» **Set problem**
In the data below, find each line containing the string "this" and return it.

» **Listed entries**
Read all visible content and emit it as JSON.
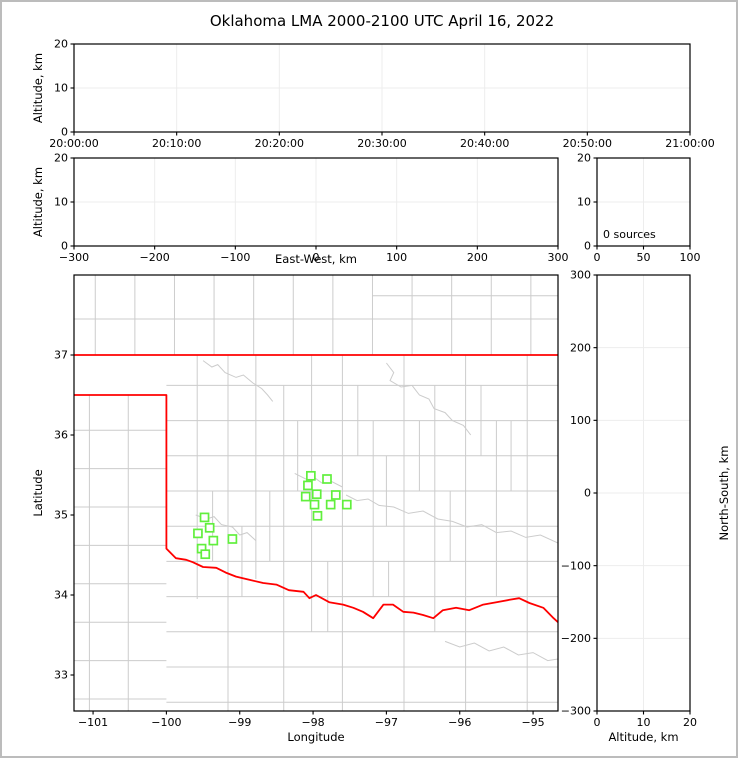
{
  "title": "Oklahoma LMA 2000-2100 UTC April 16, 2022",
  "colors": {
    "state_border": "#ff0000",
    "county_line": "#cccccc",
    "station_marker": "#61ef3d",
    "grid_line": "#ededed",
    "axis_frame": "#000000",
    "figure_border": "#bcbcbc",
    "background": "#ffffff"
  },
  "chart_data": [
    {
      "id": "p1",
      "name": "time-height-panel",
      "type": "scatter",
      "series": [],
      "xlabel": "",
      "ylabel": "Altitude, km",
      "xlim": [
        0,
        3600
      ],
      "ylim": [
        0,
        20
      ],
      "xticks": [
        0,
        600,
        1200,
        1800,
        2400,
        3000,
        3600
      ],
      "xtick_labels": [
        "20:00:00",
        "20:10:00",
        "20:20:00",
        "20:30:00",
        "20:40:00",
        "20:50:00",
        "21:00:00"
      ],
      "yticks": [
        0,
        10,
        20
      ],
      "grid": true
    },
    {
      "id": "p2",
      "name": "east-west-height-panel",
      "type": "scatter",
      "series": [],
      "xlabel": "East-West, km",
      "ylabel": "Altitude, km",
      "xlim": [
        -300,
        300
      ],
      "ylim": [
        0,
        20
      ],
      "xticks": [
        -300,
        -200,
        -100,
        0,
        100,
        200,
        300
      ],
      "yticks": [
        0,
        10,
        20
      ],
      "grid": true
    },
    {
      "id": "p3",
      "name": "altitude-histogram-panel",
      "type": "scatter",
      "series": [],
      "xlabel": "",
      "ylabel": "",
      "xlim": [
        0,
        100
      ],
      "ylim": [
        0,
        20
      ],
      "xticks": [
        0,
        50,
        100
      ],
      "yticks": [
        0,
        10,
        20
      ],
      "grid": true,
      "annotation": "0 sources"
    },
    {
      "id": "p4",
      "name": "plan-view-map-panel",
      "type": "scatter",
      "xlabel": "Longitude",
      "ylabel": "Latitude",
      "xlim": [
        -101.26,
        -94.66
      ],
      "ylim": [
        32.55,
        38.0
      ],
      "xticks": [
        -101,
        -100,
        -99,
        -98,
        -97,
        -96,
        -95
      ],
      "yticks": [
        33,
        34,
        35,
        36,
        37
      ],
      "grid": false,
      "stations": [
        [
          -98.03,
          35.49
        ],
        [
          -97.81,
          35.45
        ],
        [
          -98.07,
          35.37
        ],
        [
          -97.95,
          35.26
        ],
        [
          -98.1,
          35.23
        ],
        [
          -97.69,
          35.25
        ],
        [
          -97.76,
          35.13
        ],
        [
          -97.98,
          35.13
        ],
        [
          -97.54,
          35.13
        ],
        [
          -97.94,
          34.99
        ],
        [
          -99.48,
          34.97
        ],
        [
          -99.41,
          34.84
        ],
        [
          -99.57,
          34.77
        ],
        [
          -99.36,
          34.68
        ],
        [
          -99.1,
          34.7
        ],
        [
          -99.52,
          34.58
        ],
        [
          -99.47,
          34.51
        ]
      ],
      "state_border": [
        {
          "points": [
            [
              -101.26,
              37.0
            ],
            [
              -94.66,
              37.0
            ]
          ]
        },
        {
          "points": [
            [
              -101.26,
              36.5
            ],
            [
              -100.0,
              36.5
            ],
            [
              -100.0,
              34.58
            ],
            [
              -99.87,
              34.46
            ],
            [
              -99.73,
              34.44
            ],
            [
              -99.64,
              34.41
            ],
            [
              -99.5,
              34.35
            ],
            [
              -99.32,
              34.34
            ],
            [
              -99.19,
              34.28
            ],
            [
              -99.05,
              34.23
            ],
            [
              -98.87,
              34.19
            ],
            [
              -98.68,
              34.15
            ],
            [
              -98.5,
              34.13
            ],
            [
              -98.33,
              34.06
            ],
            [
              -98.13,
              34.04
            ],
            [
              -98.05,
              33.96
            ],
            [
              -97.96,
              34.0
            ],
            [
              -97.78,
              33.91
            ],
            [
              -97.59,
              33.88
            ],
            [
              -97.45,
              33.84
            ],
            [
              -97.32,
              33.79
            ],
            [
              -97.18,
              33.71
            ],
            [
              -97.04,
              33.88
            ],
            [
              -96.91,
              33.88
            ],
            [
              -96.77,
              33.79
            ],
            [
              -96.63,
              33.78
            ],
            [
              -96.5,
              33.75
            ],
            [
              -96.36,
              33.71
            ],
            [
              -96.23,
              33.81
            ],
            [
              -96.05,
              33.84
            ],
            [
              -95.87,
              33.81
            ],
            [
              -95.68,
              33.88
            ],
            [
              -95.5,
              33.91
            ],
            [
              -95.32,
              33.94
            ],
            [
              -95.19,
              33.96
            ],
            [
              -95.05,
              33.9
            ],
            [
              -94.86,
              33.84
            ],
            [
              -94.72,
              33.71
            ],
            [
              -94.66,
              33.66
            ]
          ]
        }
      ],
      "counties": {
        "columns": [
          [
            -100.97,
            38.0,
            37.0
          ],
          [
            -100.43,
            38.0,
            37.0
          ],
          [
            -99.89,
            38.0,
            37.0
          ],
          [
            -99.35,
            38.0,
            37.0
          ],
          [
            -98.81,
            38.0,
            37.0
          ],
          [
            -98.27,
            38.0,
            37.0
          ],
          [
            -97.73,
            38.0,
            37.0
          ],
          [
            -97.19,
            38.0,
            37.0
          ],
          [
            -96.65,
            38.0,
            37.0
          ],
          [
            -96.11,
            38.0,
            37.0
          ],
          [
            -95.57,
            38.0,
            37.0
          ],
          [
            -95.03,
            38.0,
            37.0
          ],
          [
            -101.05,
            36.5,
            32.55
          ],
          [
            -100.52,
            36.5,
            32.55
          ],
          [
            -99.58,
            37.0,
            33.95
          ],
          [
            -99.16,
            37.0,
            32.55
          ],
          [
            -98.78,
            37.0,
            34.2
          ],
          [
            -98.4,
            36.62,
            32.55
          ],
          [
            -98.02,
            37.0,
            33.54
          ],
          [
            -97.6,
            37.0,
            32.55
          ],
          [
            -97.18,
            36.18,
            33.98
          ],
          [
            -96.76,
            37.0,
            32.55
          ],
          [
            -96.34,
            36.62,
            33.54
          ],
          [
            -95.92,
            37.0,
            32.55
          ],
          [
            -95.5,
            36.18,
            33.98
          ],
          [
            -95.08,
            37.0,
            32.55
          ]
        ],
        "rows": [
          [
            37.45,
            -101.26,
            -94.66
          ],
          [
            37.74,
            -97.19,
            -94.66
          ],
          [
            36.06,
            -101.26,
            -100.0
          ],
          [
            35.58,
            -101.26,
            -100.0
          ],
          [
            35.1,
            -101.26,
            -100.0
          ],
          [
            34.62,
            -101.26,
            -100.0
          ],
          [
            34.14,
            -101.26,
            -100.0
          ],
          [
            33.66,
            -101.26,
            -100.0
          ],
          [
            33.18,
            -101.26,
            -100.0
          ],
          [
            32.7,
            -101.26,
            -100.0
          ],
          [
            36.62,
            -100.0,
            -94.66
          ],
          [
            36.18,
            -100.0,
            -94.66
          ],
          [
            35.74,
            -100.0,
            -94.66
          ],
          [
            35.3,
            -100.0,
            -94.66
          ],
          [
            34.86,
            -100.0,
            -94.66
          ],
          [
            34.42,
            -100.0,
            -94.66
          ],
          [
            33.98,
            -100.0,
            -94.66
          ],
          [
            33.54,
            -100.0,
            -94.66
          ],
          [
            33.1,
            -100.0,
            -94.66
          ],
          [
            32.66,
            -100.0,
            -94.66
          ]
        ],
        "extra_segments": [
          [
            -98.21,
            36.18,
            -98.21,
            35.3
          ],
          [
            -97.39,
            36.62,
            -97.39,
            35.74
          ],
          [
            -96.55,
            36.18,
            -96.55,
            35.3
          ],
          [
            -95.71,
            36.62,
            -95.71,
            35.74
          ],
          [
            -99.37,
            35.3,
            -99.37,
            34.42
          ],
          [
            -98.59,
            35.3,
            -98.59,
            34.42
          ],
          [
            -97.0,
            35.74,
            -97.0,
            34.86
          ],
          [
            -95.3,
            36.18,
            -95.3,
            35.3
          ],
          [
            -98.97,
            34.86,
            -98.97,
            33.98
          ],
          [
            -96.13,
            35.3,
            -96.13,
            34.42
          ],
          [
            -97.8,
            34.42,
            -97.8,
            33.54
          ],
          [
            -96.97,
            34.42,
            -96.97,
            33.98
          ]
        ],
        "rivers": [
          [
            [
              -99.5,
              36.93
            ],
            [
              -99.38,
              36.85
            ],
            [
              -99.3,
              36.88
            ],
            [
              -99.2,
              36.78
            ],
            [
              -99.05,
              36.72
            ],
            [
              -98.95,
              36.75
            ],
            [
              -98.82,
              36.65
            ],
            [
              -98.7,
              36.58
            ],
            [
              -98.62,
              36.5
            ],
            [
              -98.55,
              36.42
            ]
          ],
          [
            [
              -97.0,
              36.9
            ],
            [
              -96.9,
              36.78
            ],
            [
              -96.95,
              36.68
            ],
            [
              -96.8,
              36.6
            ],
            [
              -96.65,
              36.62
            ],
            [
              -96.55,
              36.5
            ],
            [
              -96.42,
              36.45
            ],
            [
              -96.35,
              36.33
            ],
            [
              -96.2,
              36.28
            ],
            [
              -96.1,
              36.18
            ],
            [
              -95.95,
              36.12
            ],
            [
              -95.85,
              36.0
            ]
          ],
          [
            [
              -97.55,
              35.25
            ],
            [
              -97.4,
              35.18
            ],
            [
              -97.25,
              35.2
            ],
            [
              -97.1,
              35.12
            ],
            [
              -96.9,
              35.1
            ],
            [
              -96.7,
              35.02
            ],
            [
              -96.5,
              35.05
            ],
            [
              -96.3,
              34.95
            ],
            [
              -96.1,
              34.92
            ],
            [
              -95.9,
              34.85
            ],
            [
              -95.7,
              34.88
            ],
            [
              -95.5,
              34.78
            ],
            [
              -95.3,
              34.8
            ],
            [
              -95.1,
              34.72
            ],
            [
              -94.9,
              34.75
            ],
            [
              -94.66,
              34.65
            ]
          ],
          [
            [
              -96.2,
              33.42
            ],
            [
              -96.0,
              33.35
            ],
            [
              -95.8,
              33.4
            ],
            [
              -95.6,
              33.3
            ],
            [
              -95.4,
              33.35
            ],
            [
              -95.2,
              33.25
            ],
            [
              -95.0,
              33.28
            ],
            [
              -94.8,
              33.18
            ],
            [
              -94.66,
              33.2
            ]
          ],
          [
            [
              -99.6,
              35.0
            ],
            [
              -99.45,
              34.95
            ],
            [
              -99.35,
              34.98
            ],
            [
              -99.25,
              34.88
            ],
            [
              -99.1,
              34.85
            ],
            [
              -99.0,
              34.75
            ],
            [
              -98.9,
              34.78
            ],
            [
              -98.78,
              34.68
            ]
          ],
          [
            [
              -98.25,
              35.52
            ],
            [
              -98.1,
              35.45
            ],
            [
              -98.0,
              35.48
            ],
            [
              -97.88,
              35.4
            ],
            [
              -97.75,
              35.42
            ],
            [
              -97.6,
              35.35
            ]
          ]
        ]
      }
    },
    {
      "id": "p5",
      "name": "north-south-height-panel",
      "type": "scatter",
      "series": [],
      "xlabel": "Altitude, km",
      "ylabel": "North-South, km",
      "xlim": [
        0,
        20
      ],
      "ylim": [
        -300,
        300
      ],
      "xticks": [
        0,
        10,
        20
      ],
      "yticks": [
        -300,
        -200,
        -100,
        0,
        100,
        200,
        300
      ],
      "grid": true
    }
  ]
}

--

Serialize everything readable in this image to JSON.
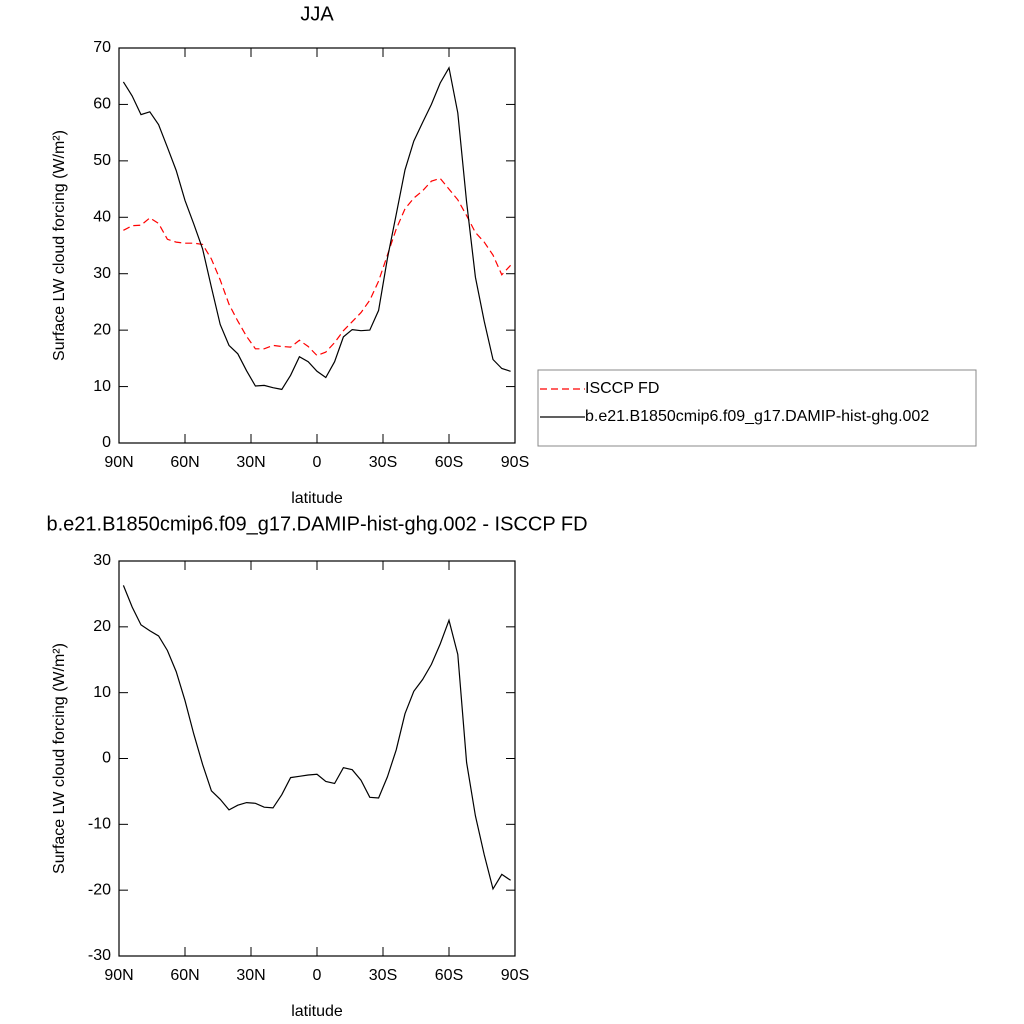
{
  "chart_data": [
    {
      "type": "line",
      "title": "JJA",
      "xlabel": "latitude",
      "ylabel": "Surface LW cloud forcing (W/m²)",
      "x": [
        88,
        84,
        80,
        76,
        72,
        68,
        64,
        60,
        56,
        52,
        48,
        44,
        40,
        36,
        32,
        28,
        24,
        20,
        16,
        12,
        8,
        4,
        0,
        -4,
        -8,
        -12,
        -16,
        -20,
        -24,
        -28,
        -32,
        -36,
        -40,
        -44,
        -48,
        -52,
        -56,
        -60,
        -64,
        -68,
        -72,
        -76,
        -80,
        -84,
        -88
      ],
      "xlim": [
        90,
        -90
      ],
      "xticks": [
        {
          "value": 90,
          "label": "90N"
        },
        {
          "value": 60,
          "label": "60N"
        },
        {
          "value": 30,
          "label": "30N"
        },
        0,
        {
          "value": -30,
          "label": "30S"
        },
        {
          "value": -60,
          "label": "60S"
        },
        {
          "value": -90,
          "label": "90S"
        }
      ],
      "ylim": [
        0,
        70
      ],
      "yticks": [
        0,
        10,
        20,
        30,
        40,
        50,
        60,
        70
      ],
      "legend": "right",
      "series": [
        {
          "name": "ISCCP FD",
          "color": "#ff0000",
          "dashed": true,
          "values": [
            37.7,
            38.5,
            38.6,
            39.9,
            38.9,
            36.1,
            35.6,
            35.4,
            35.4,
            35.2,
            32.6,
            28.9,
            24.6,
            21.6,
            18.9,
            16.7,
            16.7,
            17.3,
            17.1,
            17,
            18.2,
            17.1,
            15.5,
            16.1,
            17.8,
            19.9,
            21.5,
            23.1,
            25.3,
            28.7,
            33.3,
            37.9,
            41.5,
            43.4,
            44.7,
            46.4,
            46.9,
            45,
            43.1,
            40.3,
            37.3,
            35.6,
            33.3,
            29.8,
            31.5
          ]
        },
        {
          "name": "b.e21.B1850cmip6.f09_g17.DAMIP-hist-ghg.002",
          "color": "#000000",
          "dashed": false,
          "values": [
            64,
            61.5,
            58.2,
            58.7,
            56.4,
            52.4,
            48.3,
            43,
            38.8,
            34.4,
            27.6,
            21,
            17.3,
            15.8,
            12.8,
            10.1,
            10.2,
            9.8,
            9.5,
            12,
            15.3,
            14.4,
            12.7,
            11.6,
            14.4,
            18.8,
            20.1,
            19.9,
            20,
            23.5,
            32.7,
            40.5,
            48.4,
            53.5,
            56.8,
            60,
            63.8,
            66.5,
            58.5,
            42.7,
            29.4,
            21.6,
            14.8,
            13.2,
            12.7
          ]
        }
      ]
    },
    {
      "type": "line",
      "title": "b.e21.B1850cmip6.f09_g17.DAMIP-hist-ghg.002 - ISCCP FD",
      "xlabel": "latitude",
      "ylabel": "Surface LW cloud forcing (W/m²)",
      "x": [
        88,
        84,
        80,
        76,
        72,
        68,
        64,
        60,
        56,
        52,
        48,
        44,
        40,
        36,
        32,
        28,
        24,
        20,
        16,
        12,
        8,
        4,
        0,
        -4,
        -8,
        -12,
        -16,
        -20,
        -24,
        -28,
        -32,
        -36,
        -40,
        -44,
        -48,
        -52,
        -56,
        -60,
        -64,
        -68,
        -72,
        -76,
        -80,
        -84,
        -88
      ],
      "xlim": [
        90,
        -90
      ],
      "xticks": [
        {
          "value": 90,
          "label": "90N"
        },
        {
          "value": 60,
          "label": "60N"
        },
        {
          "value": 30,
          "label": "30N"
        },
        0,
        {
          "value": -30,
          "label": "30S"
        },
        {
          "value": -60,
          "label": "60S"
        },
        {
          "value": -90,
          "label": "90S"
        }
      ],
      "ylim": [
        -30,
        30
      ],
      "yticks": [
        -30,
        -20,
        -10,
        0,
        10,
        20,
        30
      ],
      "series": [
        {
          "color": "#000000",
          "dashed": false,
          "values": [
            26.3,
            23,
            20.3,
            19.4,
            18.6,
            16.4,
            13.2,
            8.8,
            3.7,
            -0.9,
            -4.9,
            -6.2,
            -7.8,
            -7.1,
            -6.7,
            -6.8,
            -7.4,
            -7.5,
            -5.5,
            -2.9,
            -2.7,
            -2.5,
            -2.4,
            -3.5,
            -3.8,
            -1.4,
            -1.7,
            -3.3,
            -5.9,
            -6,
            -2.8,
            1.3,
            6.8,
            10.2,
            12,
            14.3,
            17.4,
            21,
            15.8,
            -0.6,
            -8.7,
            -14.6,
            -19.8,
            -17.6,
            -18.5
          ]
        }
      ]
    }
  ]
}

---

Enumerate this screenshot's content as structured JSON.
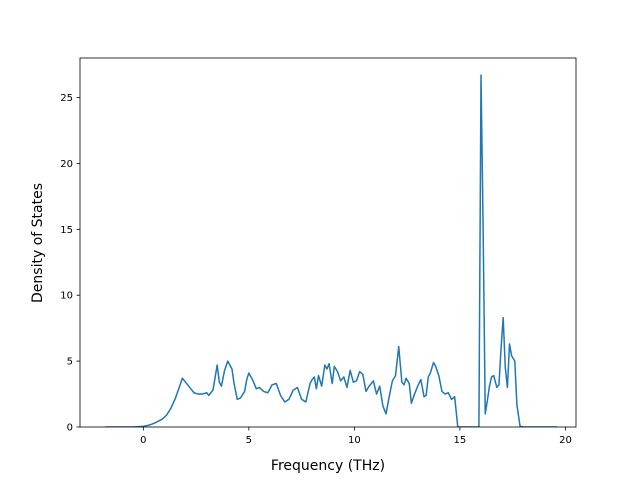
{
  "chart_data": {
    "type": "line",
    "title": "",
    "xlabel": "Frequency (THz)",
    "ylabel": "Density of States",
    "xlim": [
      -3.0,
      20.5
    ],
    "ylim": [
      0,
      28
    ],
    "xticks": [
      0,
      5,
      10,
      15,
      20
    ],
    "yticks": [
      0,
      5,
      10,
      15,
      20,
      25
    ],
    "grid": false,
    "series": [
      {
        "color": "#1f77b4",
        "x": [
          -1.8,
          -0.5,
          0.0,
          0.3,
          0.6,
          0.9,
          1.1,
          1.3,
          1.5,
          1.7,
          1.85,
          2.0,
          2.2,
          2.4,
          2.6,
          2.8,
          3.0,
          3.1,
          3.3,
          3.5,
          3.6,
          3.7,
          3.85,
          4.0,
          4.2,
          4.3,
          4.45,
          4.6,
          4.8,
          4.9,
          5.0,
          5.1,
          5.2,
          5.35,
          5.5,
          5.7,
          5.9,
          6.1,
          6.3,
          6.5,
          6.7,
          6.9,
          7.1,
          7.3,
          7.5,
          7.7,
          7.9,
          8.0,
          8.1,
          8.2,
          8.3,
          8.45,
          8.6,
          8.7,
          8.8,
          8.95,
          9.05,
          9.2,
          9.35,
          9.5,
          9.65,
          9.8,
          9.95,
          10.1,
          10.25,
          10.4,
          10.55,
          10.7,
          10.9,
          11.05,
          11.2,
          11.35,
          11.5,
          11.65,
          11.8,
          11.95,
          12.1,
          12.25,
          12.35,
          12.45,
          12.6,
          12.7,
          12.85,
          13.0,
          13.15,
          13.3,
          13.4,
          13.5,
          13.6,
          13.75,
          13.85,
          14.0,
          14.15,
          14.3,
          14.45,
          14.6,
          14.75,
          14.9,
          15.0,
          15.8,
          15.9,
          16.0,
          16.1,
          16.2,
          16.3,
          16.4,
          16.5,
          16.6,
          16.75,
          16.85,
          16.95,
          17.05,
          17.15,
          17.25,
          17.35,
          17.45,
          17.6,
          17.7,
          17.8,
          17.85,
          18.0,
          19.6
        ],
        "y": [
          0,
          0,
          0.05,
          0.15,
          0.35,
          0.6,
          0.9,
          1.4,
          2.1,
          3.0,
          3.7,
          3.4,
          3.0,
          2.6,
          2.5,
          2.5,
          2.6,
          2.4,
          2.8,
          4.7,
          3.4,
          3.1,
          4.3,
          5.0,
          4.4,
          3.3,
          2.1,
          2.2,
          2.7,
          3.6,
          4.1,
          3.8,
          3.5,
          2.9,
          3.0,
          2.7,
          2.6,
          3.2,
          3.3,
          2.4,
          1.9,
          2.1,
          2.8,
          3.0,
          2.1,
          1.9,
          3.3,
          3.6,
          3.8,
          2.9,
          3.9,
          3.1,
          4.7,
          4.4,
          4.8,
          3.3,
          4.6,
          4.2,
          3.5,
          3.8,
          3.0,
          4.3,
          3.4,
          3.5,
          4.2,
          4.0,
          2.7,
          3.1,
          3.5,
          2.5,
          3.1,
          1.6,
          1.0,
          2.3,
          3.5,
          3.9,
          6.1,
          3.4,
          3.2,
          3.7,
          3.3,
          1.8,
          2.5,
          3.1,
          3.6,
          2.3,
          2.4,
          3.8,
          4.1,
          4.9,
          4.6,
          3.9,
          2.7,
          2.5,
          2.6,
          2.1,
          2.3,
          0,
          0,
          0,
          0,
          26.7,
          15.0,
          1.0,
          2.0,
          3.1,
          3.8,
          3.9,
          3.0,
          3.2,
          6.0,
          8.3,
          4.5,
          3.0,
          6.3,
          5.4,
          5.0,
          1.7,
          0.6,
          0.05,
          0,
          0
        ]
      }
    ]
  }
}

» **Task response**
Serialize everything readable in this image to JSON.
Enumerate this screenshot's content as structured JSON.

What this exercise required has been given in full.